Written request → Work through the data line by line, gathering every line that has the word "Sheet".
--- BEGIN ---
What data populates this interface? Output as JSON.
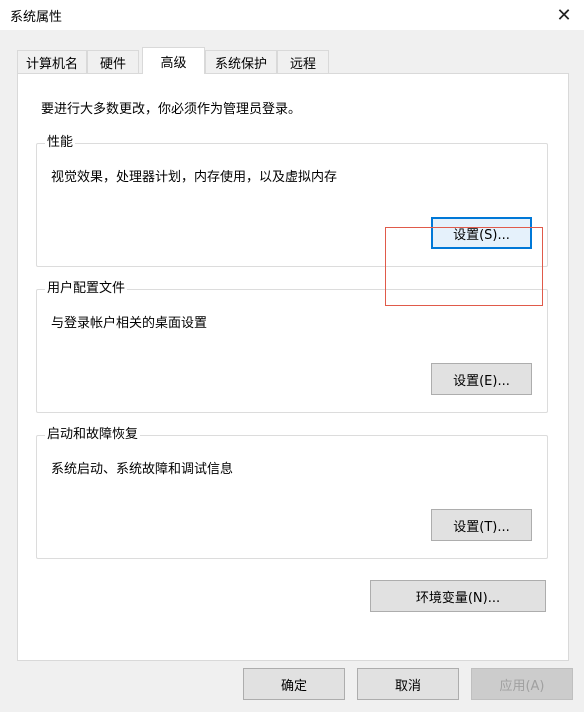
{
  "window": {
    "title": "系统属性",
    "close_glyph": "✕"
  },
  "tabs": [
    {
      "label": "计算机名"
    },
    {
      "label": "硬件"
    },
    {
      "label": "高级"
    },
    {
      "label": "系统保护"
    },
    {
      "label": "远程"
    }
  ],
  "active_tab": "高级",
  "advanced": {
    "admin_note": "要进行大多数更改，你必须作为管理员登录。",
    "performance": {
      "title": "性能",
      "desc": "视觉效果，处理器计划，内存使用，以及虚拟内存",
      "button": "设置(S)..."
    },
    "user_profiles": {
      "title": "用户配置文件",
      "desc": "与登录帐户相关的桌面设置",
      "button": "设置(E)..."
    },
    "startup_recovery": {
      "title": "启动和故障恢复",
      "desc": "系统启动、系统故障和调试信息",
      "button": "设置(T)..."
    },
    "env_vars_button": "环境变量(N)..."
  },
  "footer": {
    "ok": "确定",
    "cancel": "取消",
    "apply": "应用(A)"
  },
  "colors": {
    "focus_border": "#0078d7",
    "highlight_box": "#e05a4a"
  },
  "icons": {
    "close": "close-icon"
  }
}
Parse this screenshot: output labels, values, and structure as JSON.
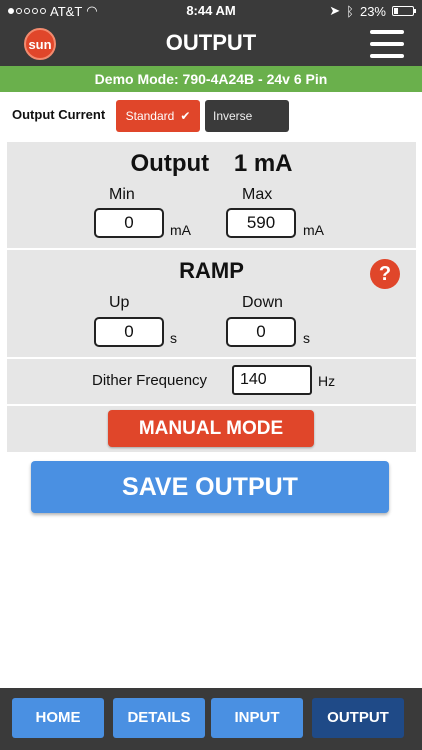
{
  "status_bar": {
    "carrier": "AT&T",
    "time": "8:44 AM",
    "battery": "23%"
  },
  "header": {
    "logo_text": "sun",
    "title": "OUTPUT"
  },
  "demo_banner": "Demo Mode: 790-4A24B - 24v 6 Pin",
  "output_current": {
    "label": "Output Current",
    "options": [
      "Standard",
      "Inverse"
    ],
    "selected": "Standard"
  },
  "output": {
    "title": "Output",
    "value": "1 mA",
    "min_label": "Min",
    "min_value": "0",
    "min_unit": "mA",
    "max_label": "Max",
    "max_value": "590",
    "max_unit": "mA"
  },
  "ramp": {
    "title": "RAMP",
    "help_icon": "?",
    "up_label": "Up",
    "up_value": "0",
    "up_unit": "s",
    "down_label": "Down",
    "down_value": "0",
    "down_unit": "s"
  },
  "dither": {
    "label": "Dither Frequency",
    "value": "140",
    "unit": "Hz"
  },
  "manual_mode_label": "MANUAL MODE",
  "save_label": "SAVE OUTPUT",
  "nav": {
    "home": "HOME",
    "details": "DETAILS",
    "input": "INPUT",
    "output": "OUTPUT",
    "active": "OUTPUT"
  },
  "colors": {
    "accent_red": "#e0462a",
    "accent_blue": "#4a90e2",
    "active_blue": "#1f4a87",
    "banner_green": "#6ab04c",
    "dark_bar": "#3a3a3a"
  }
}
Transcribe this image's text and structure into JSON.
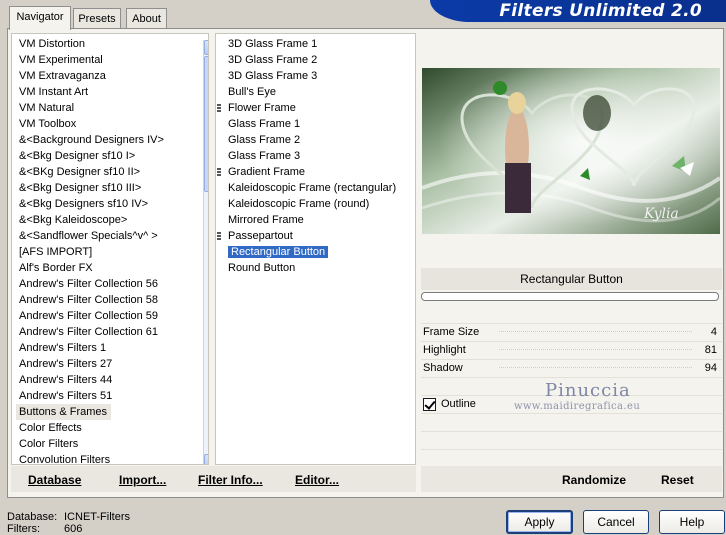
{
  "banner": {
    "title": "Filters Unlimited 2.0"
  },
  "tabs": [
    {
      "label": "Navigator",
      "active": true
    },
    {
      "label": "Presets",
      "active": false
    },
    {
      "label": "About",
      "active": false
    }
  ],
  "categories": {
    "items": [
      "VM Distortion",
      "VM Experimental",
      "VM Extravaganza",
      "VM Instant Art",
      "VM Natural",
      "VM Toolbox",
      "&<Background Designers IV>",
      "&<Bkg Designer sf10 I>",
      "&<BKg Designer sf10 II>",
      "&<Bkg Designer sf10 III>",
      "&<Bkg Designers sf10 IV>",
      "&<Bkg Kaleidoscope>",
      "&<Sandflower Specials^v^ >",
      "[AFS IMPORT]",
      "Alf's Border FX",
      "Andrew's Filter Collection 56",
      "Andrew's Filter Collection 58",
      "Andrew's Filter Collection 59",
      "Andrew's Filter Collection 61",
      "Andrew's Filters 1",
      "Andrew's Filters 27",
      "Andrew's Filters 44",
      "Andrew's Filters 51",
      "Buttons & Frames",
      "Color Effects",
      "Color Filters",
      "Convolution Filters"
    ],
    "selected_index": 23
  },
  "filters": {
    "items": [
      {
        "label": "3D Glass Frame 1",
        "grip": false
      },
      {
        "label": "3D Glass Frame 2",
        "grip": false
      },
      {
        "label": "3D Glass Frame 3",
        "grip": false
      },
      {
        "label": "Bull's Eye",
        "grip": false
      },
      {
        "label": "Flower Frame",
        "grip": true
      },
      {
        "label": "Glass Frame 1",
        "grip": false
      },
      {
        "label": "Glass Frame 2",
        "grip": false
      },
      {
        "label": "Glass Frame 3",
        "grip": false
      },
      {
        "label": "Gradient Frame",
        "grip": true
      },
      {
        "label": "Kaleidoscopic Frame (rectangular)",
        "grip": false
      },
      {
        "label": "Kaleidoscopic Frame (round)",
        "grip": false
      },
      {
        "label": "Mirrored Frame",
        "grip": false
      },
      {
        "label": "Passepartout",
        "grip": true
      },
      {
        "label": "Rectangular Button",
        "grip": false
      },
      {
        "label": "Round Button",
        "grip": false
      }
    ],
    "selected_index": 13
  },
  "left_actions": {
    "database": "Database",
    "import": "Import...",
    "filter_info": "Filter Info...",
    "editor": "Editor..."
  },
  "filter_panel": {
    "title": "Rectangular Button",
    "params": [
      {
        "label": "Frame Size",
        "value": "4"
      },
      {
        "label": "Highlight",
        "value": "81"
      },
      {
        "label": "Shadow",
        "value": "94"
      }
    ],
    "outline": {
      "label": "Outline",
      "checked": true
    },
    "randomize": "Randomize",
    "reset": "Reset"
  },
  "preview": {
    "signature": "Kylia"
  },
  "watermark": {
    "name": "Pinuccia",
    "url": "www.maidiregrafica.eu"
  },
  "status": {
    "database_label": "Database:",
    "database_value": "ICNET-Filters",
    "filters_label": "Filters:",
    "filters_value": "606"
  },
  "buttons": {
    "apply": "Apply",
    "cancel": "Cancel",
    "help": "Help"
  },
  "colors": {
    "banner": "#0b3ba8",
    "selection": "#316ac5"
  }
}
--- END ---
--- BEGIN ---
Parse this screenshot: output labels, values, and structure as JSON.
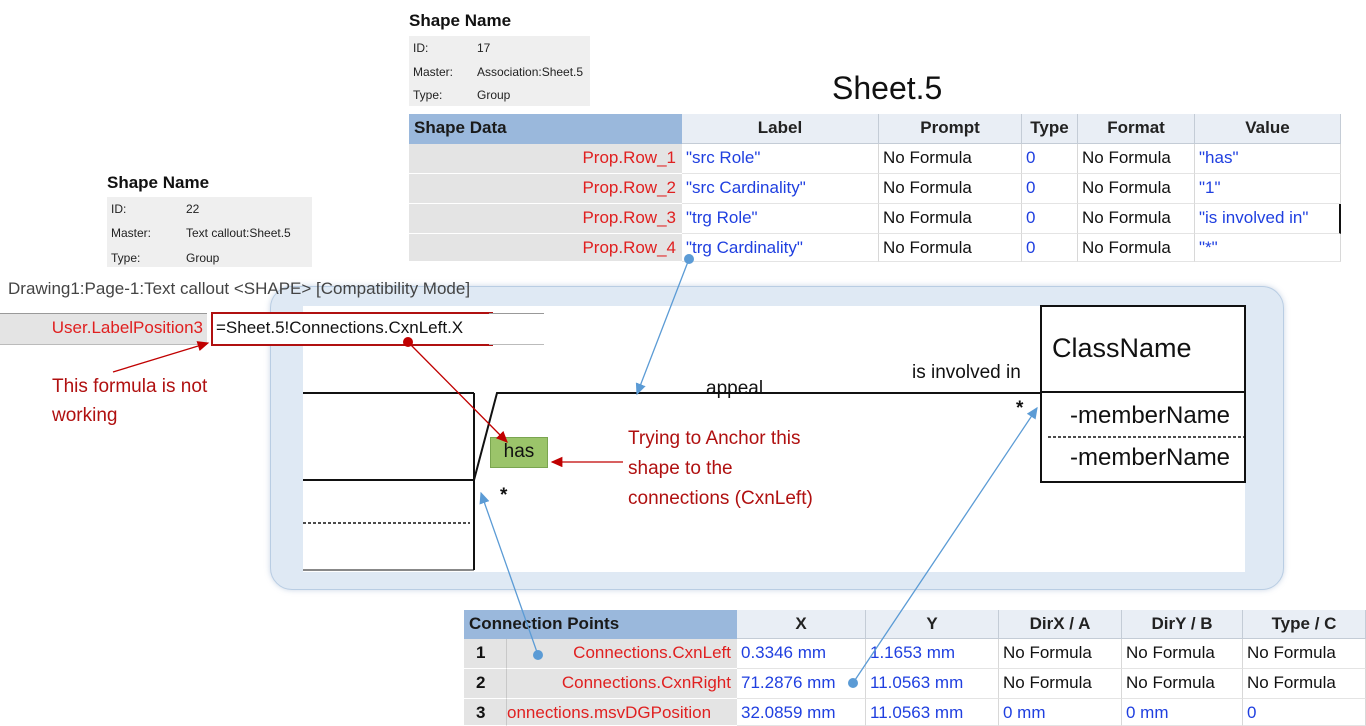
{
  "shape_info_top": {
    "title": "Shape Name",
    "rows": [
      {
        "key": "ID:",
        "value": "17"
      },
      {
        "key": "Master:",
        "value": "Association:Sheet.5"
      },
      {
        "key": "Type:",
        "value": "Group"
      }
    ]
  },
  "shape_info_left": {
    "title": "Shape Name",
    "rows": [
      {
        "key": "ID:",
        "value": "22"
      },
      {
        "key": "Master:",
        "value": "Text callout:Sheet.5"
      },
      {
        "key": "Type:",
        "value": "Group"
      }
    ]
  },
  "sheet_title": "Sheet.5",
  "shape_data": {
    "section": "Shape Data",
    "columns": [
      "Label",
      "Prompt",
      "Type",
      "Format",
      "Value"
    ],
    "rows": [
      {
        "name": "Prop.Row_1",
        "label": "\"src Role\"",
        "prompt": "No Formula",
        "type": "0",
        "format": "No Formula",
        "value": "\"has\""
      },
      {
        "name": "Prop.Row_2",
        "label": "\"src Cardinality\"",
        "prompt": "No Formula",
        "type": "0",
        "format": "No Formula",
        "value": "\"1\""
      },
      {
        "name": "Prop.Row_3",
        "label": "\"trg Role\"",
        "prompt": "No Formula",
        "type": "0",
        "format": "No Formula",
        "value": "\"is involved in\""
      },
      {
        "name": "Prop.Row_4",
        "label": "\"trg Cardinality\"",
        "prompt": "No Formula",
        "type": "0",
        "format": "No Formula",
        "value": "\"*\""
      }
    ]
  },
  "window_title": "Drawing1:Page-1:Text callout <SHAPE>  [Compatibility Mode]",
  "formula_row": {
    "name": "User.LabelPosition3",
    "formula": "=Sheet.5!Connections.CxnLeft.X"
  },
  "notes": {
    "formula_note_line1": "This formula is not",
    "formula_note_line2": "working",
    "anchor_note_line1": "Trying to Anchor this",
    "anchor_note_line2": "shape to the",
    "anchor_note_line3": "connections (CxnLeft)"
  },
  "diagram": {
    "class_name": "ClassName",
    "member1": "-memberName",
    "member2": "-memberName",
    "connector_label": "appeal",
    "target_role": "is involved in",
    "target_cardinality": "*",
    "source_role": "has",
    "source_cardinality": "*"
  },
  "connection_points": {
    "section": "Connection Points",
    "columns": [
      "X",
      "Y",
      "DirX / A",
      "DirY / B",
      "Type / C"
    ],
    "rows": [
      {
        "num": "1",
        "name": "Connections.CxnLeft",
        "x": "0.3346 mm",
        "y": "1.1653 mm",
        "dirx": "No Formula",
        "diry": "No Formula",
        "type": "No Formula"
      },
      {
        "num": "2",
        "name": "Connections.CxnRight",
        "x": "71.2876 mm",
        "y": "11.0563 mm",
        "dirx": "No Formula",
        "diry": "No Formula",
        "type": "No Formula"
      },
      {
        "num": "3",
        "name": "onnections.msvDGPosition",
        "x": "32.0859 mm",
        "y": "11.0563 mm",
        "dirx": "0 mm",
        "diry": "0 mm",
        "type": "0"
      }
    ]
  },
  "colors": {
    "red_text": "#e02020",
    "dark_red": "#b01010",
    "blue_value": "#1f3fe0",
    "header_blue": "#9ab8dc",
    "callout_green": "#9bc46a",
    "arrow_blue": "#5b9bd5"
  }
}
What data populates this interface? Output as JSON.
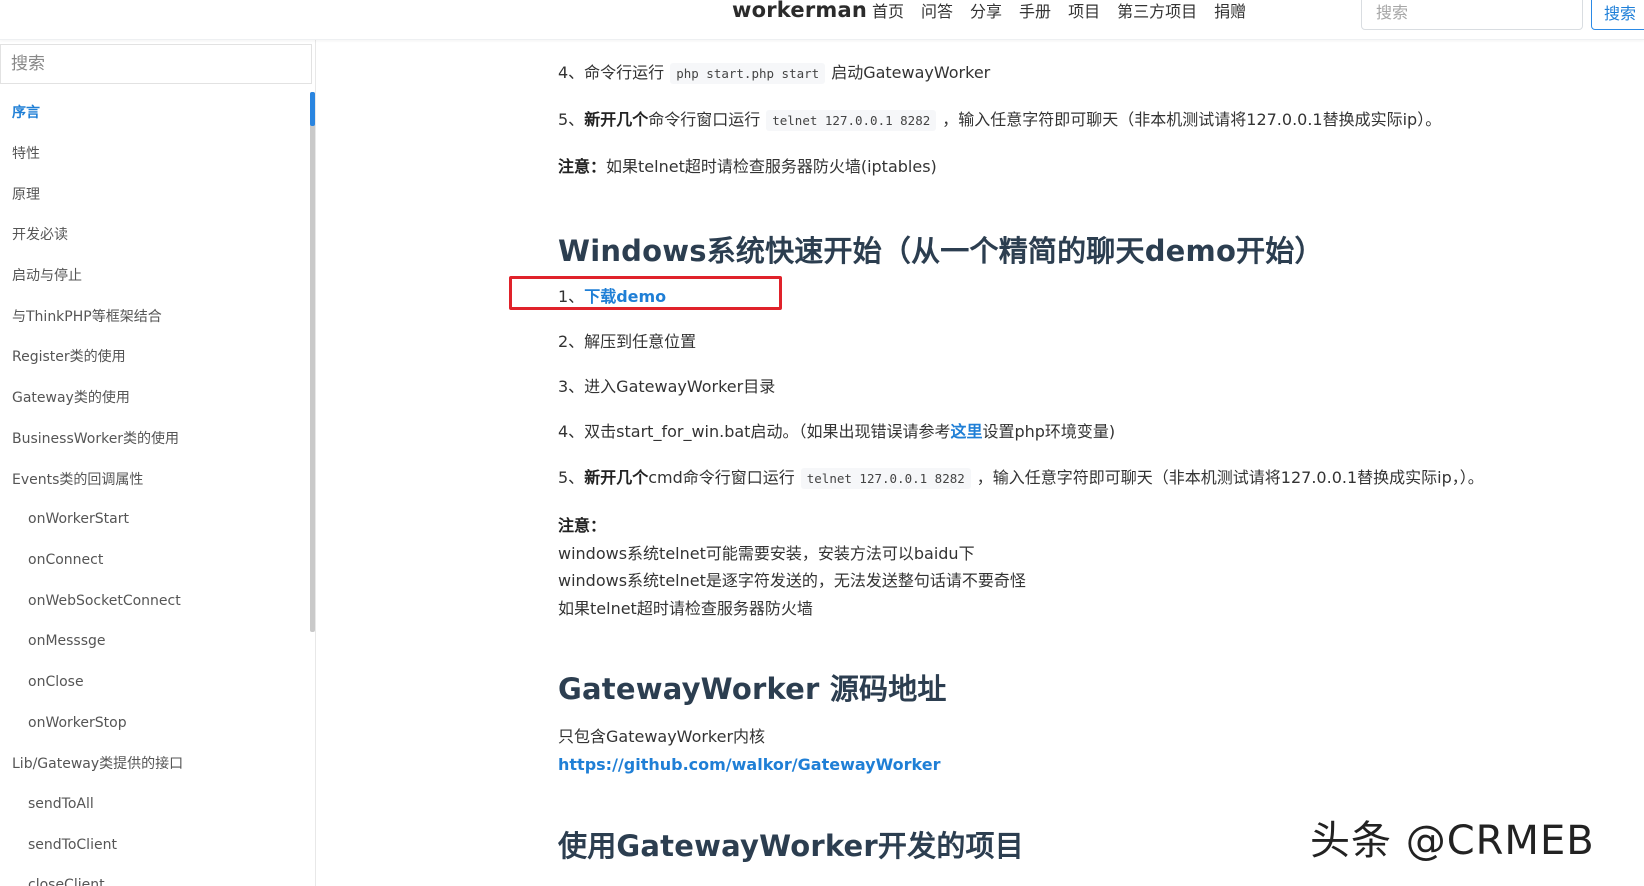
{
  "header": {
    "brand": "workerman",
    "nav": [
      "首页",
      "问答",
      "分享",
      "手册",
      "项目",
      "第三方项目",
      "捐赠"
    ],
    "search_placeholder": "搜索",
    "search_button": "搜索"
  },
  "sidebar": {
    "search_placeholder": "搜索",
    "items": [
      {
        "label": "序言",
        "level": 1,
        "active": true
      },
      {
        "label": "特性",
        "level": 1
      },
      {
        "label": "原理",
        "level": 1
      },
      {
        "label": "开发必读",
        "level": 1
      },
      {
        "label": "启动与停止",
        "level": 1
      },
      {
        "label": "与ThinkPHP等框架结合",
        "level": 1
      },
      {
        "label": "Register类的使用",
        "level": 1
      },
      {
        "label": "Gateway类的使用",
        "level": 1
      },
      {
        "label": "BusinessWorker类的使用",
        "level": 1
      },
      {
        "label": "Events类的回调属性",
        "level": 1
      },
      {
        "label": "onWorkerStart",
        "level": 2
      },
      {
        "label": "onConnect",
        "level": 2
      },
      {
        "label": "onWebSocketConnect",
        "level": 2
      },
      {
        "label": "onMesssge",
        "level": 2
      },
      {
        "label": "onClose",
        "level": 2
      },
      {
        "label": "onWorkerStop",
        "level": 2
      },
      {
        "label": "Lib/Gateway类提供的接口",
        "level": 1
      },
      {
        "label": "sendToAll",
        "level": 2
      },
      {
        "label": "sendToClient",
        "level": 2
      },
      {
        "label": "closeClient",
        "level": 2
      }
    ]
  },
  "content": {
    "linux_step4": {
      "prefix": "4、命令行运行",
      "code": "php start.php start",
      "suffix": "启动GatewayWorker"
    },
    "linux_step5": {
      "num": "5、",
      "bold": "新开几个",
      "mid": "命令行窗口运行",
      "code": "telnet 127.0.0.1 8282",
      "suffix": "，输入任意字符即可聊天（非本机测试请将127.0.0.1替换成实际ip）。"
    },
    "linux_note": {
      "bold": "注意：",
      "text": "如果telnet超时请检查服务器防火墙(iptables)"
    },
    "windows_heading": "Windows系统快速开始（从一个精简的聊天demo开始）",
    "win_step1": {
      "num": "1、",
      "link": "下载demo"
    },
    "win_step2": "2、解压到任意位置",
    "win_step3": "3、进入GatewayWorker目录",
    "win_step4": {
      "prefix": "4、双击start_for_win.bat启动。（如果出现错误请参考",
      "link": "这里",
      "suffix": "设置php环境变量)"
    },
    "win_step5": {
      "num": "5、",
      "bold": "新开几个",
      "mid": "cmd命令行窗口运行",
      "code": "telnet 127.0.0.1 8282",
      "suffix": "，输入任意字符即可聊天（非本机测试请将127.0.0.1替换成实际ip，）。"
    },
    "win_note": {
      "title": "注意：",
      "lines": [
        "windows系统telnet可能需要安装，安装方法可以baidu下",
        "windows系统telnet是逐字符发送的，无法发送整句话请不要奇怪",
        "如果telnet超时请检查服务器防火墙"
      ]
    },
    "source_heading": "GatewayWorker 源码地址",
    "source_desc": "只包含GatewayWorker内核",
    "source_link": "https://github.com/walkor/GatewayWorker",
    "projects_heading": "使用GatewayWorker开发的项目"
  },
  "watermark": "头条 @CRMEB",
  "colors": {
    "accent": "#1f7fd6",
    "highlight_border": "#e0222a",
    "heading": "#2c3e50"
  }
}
--- END ---
--- BEGIN ---
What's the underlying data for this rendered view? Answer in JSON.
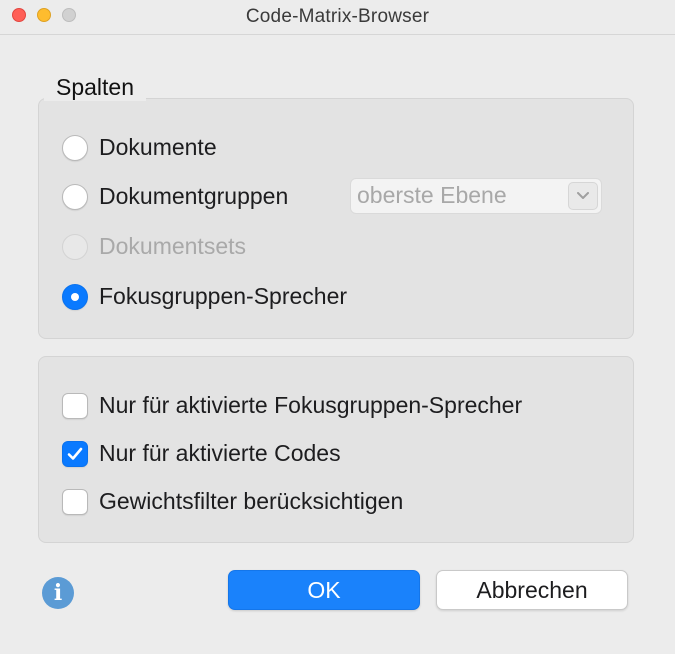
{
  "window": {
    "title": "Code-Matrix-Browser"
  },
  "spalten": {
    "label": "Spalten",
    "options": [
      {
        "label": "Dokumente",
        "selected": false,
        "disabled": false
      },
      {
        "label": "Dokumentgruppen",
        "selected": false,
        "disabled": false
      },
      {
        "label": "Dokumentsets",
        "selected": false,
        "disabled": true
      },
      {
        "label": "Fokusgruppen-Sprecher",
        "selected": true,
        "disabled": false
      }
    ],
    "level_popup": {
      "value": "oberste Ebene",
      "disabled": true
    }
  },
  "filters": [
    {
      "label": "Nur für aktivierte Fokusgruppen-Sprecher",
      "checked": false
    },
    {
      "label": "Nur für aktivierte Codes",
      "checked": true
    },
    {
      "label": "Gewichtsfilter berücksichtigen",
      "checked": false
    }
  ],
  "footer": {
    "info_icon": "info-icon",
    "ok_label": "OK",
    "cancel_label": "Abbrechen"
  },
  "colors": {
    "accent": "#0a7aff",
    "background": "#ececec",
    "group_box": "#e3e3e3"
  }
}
--- END ---
Solution to this problem →
        "value": "Association:Sheet.5"
        "value": "Text callout:Sheet.5"
  "sheet_title": "Sheet.5",
    "formula": "=Sheet.5!Connections.CxnLeft.X"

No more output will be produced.